__Do this__.
Extract every line that contains the string "triangle".

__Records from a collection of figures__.

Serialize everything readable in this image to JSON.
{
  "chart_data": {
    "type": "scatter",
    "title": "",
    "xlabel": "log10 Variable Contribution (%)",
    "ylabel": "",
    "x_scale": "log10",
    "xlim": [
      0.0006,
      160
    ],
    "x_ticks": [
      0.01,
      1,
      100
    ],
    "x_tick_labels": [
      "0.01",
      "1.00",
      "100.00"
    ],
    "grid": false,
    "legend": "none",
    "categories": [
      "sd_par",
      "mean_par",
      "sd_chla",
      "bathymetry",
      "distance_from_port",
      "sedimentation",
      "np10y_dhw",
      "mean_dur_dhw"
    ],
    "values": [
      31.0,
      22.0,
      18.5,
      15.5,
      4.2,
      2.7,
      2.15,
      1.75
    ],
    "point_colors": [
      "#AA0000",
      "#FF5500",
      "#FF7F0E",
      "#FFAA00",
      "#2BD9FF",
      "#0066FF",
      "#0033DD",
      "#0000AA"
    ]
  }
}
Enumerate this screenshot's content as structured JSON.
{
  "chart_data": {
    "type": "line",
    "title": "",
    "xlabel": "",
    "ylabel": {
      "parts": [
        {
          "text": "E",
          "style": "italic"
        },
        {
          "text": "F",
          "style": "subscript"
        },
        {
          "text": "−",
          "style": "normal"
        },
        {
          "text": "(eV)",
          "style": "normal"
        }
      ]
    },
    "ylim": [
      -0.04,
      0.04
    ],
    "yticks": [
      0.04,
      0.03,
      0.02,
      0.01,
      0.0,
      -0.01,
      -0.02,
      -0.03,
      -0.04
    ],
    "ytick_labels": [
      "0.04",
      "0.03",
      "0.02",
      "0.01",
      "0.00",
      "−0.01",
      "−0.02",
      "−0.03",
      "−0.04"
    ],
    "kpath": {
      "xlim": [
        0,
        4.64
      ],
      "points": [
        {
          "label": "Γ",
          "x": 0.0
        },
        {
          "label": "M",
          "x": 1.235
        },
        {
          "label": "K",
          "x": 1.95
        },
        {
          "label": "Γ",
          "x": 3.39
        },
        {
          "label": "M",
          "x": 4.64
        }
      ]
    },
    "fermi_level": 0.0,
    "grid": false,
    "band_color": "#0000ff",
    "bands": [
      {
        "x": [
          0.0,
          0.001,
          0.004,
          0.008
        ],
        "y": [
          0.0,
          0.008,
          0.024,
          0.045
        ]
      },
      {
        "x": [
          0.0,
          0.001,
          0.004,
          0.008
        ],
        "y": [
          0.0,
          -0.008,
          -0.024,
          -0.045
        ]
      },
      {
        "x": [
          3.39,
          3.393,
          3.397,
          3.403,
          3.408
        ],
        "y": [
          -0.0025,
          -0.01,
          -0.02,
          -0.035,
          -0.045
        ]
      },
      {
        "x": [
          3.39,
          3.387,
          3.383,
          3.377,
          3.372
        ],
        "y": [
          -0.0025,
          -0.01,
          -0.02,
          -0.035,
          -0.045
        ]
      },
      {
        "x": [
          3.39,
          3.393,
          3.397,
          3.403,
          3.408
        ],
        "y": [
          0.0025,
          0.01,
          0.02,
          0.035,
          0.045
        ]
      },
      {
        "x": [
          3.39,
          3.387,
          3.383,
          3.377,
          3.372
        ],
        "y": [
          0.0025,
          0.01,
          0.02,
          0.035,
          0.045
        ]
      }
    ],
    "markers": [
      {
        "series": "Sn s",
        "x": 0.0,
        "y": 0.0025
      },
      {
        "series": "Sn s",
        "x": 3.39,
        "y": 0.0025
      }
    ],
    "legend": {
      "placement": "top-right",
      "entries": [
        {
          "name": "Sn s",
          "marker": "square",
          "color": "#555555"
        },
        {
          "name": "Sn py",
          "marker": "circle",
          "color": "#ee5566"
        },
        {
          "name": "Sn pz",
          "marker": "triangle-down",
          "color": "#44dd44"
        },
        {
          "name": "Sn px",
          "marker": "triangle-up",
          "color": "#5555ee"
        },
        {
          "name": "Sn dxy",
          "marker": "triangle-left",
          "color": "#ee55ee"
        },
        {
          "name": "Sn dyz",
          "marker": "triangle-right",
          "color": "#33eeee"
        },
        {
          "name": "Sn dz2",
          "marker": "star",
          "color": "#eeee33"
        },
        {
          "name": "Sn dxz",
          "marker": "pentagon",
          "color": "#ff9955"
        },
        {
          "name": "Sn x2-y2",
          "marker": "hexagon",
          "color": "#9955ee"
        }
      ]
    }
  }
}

__Answer to the task__.
          "marker": "triangle-down",
          "marker": "triangle-up",
          "marker": "triangle-left",
          "marker": "triangle-right",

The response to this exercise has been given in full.